◆ **Work required**
Find the lines that contain the word "header" and copy each one.

◆ **Available records**

________________________

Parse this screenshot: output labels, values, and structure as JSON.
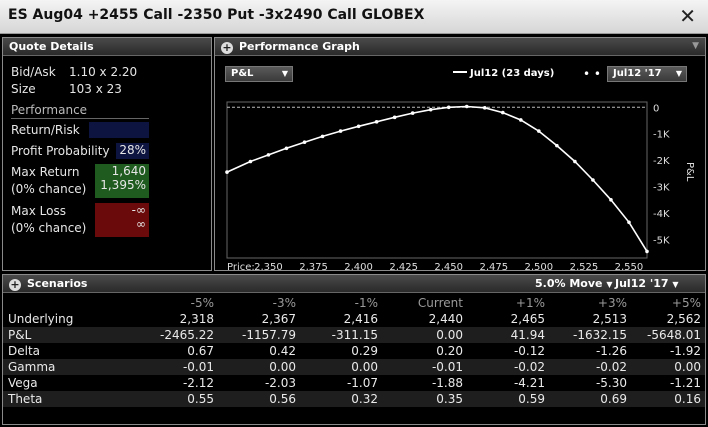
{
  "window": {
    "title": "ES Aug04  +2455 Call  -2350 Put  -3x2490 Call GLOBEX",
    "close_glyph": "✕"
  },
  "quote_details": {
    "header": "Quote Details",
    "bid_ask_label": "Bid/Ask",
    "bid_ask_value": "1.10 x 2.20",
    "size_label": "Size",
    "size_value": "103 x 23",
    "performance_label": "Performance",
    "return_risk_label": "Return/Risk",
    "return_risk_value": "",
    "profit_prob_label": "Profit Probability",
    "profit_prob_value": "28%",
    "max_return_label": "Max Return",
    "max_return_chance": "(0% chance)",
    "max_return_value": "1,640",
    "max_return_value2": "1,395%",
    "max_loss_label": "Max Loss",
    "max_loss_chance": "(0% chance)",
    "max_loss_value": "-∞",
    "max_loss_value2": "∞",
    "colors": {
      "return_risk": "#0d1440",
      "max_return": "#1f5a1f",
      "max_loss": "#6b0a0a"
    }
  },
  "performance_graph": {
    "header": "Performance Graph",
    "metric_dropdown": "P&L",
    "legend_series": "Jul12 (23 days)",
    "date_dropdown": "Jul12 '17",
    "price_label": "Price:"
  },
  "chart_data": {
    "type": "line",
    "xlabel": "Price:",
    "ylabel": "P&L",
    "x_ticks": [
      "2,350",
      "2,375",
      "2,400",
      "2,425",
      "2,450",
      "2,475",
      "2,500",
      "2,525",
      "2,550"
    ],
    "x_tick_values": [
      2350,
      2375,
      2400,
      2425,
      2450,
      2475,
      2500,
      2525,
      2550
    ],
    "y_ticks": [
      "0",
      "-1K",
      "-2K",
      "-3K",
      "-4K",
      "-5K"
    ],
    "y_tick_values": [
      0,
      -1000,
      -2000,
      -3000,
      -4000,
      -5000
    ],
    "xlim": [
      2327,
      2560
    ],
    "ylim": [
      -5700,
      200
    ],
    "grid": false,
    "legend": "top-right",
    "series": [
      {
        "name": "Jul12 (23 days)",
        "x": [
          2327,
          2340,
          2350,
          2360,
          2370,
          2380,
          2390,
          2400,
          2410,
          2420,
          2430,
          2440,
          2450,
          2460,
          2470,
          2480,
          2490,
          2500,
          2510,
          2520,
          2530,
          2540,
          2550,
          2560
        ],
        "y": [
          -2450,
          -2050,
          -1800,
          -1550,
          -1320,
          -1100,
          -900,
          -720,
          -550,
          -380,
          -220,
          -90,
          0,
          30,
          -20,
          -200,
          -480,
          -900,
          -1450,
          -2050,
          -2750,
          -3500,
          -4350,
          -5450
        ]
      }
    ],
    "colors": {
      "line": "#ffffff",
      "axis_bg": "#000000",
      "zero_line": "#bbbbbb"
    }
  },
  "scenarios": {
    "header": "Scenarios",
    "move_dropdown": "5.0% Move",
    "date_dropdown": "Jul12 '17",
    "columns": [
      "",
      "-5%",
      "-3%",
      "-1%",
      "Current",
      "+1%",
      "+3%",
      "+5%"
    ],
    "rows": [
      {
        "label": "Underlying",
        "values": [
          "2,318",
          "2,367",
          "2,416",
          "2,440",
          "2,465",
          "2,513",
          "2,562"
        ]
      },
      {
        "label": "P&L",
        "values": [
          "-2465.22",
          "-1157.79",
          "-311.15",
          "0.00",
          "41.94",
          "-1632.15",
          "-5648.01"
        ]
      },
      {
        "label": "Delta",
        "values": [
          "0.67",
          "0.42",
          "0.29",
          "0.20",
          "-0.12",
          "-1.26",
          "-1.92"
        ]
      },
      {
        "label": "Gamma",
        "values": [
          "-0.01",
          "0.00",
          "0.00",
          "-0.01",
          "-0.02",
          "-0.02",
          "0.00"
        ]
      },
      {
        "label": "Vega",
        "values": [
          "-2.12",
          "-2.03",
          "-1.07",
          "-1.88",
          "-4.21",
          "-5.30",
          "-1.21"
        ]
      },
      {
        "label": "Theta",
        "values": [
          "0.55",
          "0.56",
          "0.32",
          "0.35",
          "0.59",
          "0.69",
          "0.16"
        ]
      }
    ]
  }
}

________________________

◆ **The solution**
    "header": "Quote Details",
    "header": "Performance Graph",
    "header": "Scenarios",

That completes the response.